WHAT YOU NEED TO DO: Give an exact transcription of every line, dropping the images.
····················
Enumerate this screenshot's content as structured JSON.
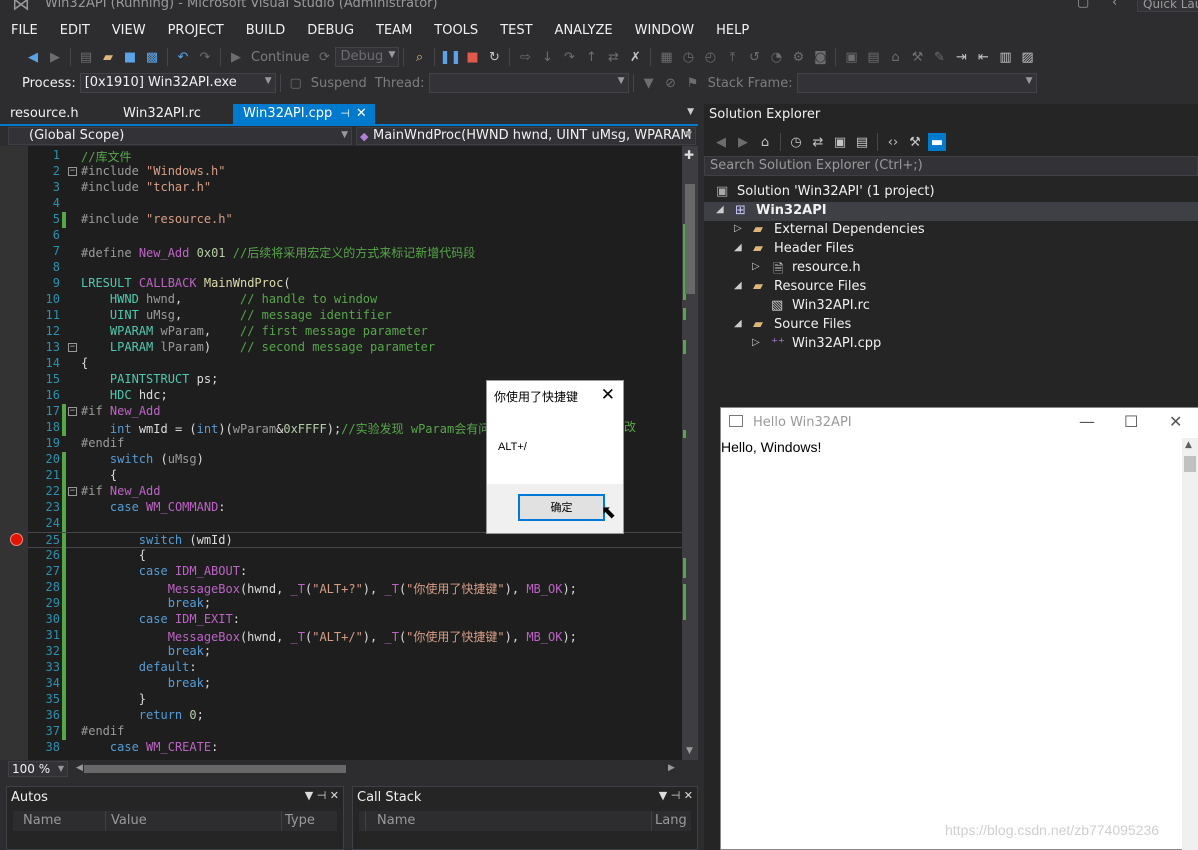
{
  "window": {
    "title": "Win32API (Running) - Microsoft Visual Studio (Administrator)",
    "quick_launch": "Quick Lau"
  },
  "menu": [
    "FILE",
    "EDIT",
    "VIEW",
    "PROJECT",
    "BUILD",
    "DEBUG",
    "TEAM",
    "TOOLS",
    "TEST",
    "ANALYZE",
    "WINDOW",
    "HELP"
  ],
  "toolbar": {
    "continue_label": "Continue",
    "config": "Debug",
    "process_label": "Process:",
    "process_value": "[0x1910] Win32API.exe",
    "suspend_label": "Suspend",
    "thread_label": "Thread:",
    "stack_frame_label": "Stack Frame:"
  },
  "editor": {
    "tabs": [
      {
        "label": "resource.h"
      },
      {
        "label": "Win32API.rc"
      },
      {
        "label": "Win32API.cpp"
      }
    ],
    "scope": "(Global Scope)",
    "function": "MainWndProc(HWND hwnd, UINT uMsg, WPARAM w",
    "zoom": "100 %",
    "code_lines": [
      {
        "n": "1",
        "html": "<span class='c'>//库文件</span>"
      },
      {
        "n": "2",
        "html": "<span class='p'>#include</span> <span class='s'>\"Windows.h\"</span>"
      },
      {
        "n": "3",
        "html": "<span class='p'>#include</span> <span class='s'>\"tchar.h\"</span>"
      },
      {
        "n": "4",
        "html": ""
      },
      {
        "n": "5",
        "html": "<span class='p'>#include</span> <span class='s'>\"resource.h\"</span>"
      },
      {
        "n": "6",
        "html": ""
      },
      {
        "n": "7",
        "html": "<span class='p'>#define</span> <span class='m'>New_Add</span> <span class='n'>0x01</span> <span class='c'>//后续将采用宏定义的方式来标记新增代码段</span>"
      },
      {
        "n": "8",
        "html": ""
      },
      {
        "n": "9",
        "html": "<span class='t'>LRESULT</span> <span class='m'>CALLBACK</span> <span class='f'>MainWndProc</span>("
      },
      {
        "n": "10",
        "html": "    <span class='t'>HWND</span> <span class='p'>hwnd</span>,        <span class='c'>// handle to window</span>"
      },
      {
        "n": "11",
        "html": "    <span class='t'>UINT</span> <span class='p'>uMsg</span>,        <span class='c'>// message identifier</span>"
      },
      {
        "n": "12",
        "html": "    <span class='t'>WPARAM</span> <span class='p'>wParam</span>,    <span class='c'>// first message parameter</span>"
      },
      {
        "n": "13",
        "html": "    <span class='t'>LPARAM</span> <span class='p'>lParam</span>)    <span class='c'>// second message parameter</span>"
      },
      {
        "n": "14",
        "html": "{"
      },
      {
        "n": "15",
        "html": "    <span class='t'>PAINTSTRUCT</span> ps;"
      },
      {
        "n": "16",
        "html": "    <span class='t'>HDC</span> hdc;"
      },
      {
        "n": "17",
        "html": "<span class='p'>#if</span> <span class='m'>New_Add</span>"
      },
      {
        "n": "18",
        "html": "    <span class='k'>int</span> wmId = (<span class='k'>int</span>)(<span class='p'>wParam</span>&amp;<span class='n'>0xFFFF</span>);<span class='c'>//实验发现 wParam会有问</span>"
      },
      {
        "n": "19",
        "html": "<span class='p'>#endif</span>"
      },
      {
        "n": "20",
        "html": "    <span class='k'>switch</span> (<span class='p'>uMsg</span>)"
      },
      {
        "n": "21",
        "html": "    {"
      },
      {
        "n": "22",
        "html": "<span class='p'>#if</span> <span class='m'>New_Add</span>"
      },
      {
        "n": "23",
        "html": "    <span class='k'>case</span> <span class='m'>WM_COMMAND</span>:"
      },
      {
        "n": "24",
        "html": ""
      },
      {
        "n": "25",
        "html": "        <span class='k'>switch</span> (wmId)"
      },
      {
        "n": "26",
        "html": "        {"
      },
      {
        "n": "27",
        "html": "        <span class='k'>case</span> <span class='m'>IDM_ABOUT</span>:"
      },
      {
        "n": "28",
        "html": "            <span class='m'>MessageBox</span>(hwnd, <span class='m'>_T</span>(<span class='s'>\"ALT+?\"</span>), <span class='m'>_T</span>(<span class='s'>\"你使用了快捷键\"</span>), <span class='m'>MB_OK</span>);"
      },
      {
        "n": "29",
        "html": "            <span class='k'>break</span>;"
      },
      {
        "n": "30",
        "html": "        <span class='k'>case</span> <span class='m'>IDM_EXIT</span>:"
      },
      {
        "n": "31",
        "html": "            <span class='m'>MessageBox</span>(hwnd, <span class='m'>_T</span>(<span class='s'>\"ALT+/\"</span>), <span class='m'>_T</span>(<span class='s'>\"你使用了快捷键\"</span>), <span class='m'>MB_OK</span>);"
      },
      {
        "n": "32",
        "html": "            <span class='k'>break</span>;"
      },
      {
        "n": "33",
        "html": "        <span class='k'>default</span>:"
      },
      {
        "n": "34",
        "html": "            <span class='k'>break</span>;"
      },
      {
        "n": "35",
        "html": "        }"
      },
      {
        "n": "36",
        "html": "        <span class='k'>return</span> <span class='n'>0</span>;"
      },
      {
        "n": "37",
        "html": "<span class='p'>#endif</span>"
      },
      {
        "n": "38",
        "html": "    <span class='k'>case</span> <span class='m'>WM_CREATE</span>:"
      }
    ]
  },
  "panels": {
    "autos": {
      "title": "Autos",
      "cols": [
        "Name",
        "Value",
        "Type"
      ]
    },
    "callstack": {
      "title": "Call Stack",
      "cols": [
        "Name",
        "Lang"
      ]
    }
  },
  "solution_explorer": {
    "title": "Solution Explorer",
    "search_placeholder": "Search Solution Explorer (Ctrl+;)",
    "tree": [
      {
        "label": "Solution 'Win32API' (1 project)"
      },
      {
        "label": "Win32API"
      },
      {
        "label": "External Dependencies"
      },
      {
        "label": "Header Files"
      },
      {
        "label": "resource.h"
      },
      {
        "label": "Resource Files"
      },
      {
        "label": "Win32API.rc"
      },
      {
        "label": "Source Files"
      },
      {
        "label": "Win32API.cpp"
      }
    ]
  },
  "hello_window": {
    "title": "Hello Win32API",
    "content": "Hello, Windows!"
  },
  "message_box": {
    "title": "你使用了快捷键",
    "text": "ALT+/",
    "ok_label": "确定"
  },
  "code_overflow_tail": "改",
  "watermark": "https://blog.csdn.net/zb774095236"
}
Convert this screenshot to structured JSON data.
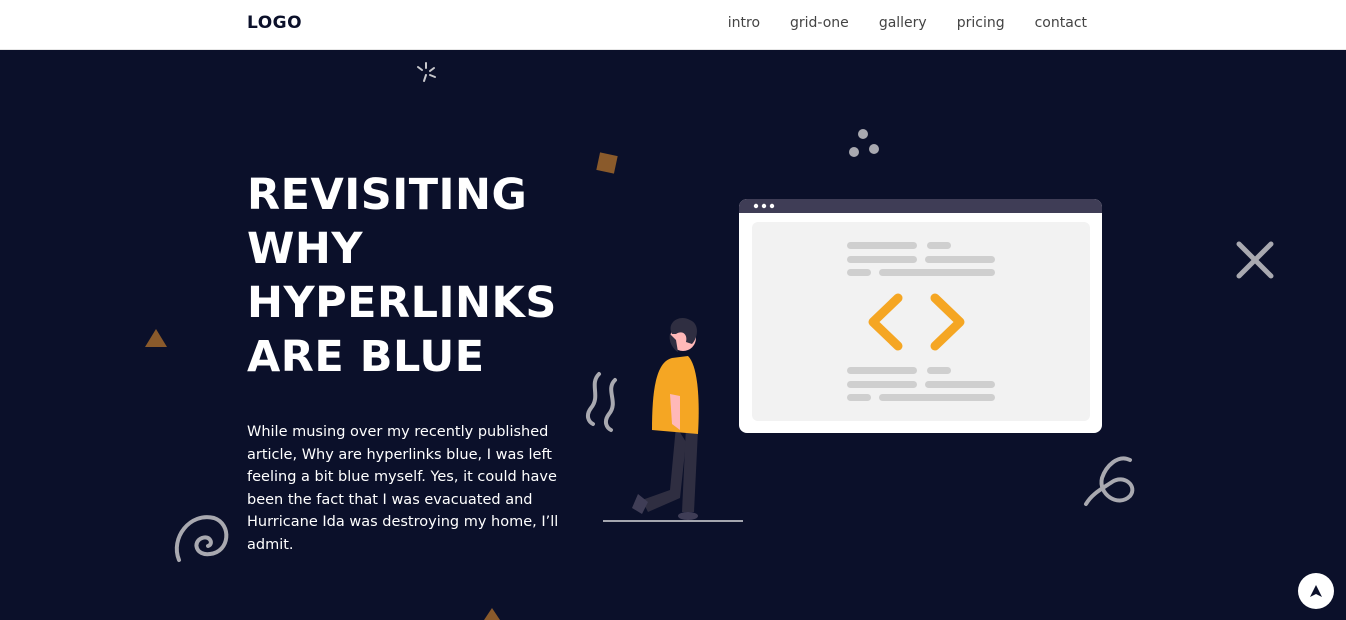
····················
SOLVED EXERCISE:
Enumerate this screenshot's content as structured JSON.
{
  "window": {
    "title": "Win32API (Running) - Microsoft Visual Studio (Administrator)",
    "quick_launch": "Quick Lau"
  },
  "menu": [
    "FILE",
    "EDIT",
    "VIEW",
    "PROJECT",
    "BUILD",
    "DEBUG",
    "TEAM",
    "TOOLS",
    "TEST",
    "ANALYZE",
    "WINDOW",
    "HELP"
  ],
  "toolbar": {
    "continue_label": "Continue",
    "config": "Debug",
    "process_label": "Process:",
    "process_value": "[0x1910] Win32API.exe",
    "suspend_label": "Suspend",
    "thread_label": "Thread:",
    "stack_frame_label": "Stack Frame:"
  },
  "editor": {
    "tabs": [
      {
        "label": "resource.h"
      },
      {
        "label": "Win32API.rc"
      },
      {
        "label": "Win32API.cpp"
      }
    ],
    "scope": "(Global Scope)",
    "function": "MainWndProc(HWND hwnd, UINT uMsg, WPARAM w",
    "zoom": "100 %",
    "code_lines": [
      {
        "n": "1",
        "html": "<span class='c'>//库文件</span>"
      },
      {
        "n": "2",
        "html": "<span class='p'>#include</span> <span class='s'>\"Windows.h\"</span>"
      },
      {
        "n": "3",
        "html": "<span class='p'>#include</span> <span class='s'>\"tchar.h\"</span>"
      },
      {
        "n": "4",
        "html": ""
      },
      {
        "n": "5",
        "html": "<span class='p'>#include</span> <span class='s'>\"resource.h\"</span>"
      },
      {
        "n": "6",
        "html": ""
      },
      {
        "n": "7",
        "html": "<span class='p'>#define</span> <span class='m'>New_Add</span> <span class='n'>0x01</span> <span class='c'>//后续将采用宏定义的方式来标记新增代码段</span>"
      },
      {
        "n": "8",
        "html": ""
      },
      {
        "n": "9",
        "html": "<span class='t'>LRESULT</span> <span class='m'>CALLBACK</span> <span class='f'>MainWndProc</span>("
      },
      {
        "n": "10",
        "html": "    <span class='t'>HWND</span> <span class='p'>hwnd</span>,        <span class='c'>// handle to window</span>"
      },
      {
        "n": "11",
        "html": "    <span class='t'>UINT</span> <span class='p'>uMsg</span>,        <span class='c'>// message identifier</span>"
      },
      {
        "n": "12",
        "html": "    <span class='t'>WPARAM</span> <span class='p'>wParam</span>,    <span class='c'>// first message parameter</span>"
      },
      {
        "n": "13",
        "html": "    <span class='t'>LPARAM</span> <span class='p'>lParam</span>)    <span class='c'>// second message parameter</span>"
      },
      {
        "n": "14",
        "html": "{"
      },
      {
        "n": "15",
        "html": "    <span class='t'>PAINTSTRUCT</span> ps;"
      },
      {
        "n": "16",
        "html": "    <span class='t'>HDC</span> hdc;"
      },
      {
        "n": "17",
        "html": "<span class='p'>#if</span> <span class='m'>New_Add</span>"
      },
      {
        "n": "18",
        "html": "    <span class='k'>int</span> wmId = (<span class='k'>int</span>)(<span class='p'>wParam</span>&amp;<span class='n'>0xFFFF</span>);<span class='c'>//实验发现 wParam会有问</span>"
      },
      {
        "n": "19",
        "html": "<span class='p'>#endif</span>"
      },
      {
        "n": "20",
        "html": "    <span class='k'>switch</span> (<span class='p'>uMsg</span>)"
      },
      {
        "n": "21",
        "html": "    {"
      },
      {
        "n": "22",
        "html": "<span class='p'>#if</span> <span class='m'>New_Add</span>"
      },
      {
        "n": "23",
        "html": "    <span class='k'>case</span> <span class='m'>WM_COMMAND</span>:"
      },
      {
        "n": "24",
        "html": ""
      },
      {
        "n": "25",
        "html": "        <span class='k'>switch</span> (wmId)"
      },
      {
        "n": "26",
        "html": "        {"
      },
      {
        "n": "27",
        "html": "        <span class='k'>case</span> <span class='m'>IDM_ABOUT</span>:"
      },
      {
        "n": "28",
        "html": "            <span class='m'>MessageBox</span>(hwnd, <span class='m'>_T</span>(<span class='s'>\"ALT+?\"</span>), <span class='m'>_T</span>(<span class='s'>\"你使用了快捷键\"</span>), <span class='m'>MB_OK</span>);"
      },
      {
        "n": "29",
        "html": "            <span class='k'>break</span>;"
      },
      {
        "n": "30",
        "html": "        <span class='k'>case</span> <span class='m'>IDM_EXIT</span>:"
      },
      {
        "n": "31",
        "html": "            <span class='m'>MessageBox</span>(hwnd, <span class='m'>_T</span>(<span class='s'>\"ALT+/\"</span>), <span class='m'>_T</span>(<span class='s'>\"你使用了快捷键\"</span>), <span class='m'>MB_OK</span>);"
      },
      {
        "n": "32",
        "html": "            <span class='k'>break</span>;"
      },
      {
        "n": "33",
        "html": "        <span class='k'>default</span>:"
      },
      {
        "n": "34",
        "html": "            <span class='k'>break</span>;"
      },
      {
        "n": "35",
        "html": "        }"
      },
      {
        "n": "36",
        "html": "        <span class='k'>return</span> <span class='n'>0</span>;"
      },
      {
        "n": "37",
        "html": "<span class='p'>#endif</span>"
      },
      {
        "n": "38",
        "html": "    <span class='k'>case</span> <span class='m'>WM_CREATE</span>:"
      }
    ]
  },
  "panels": {
    "autos": {
      "title": "Autos",
      "cols": [
        "Name",
        "Value",
        "Type"
      ]
    },
    "callstack": {
      "title": "Call Stack",
      "cols": [
        "Name",
        "Lang"
      ]
    }
  },
  "solution_explorer": {
    "title": "Solution Explorer",
    "search_placeholder": "Search Solution Explorer (Ctrl+;)",
    "tree": [
      {
        "label": "Solution 'Win32API' (1 project)"
      },
      {
        "label": "Win32API"
      },
      {
        "label": "External Dependencies"
      },
      {
        "label": "Header Files"
      },
      {
        "label": "resource.h"
      },
      {
        "label": "Resource Files"
      },
      {
        "label": "Win32API.rc"
      },
      {
        "label": "Source Files"
      },
      {
        "label": "Win32API.cpp"
      }
    ]
  },
  "hello_window": {
    "title": "Hello Win32API",
    "content": "Hello, Windows!"
  },
  "message_box": {
    "title": "你使用了快捷键",
    "text": "ALT+/",
    "ok_label": "确定"
  },
  "code_overflow_tail": "改",
  "watermark": "https://blog.csdn.net/zb774095236"
}
Convert this screenshot to structured JSON data.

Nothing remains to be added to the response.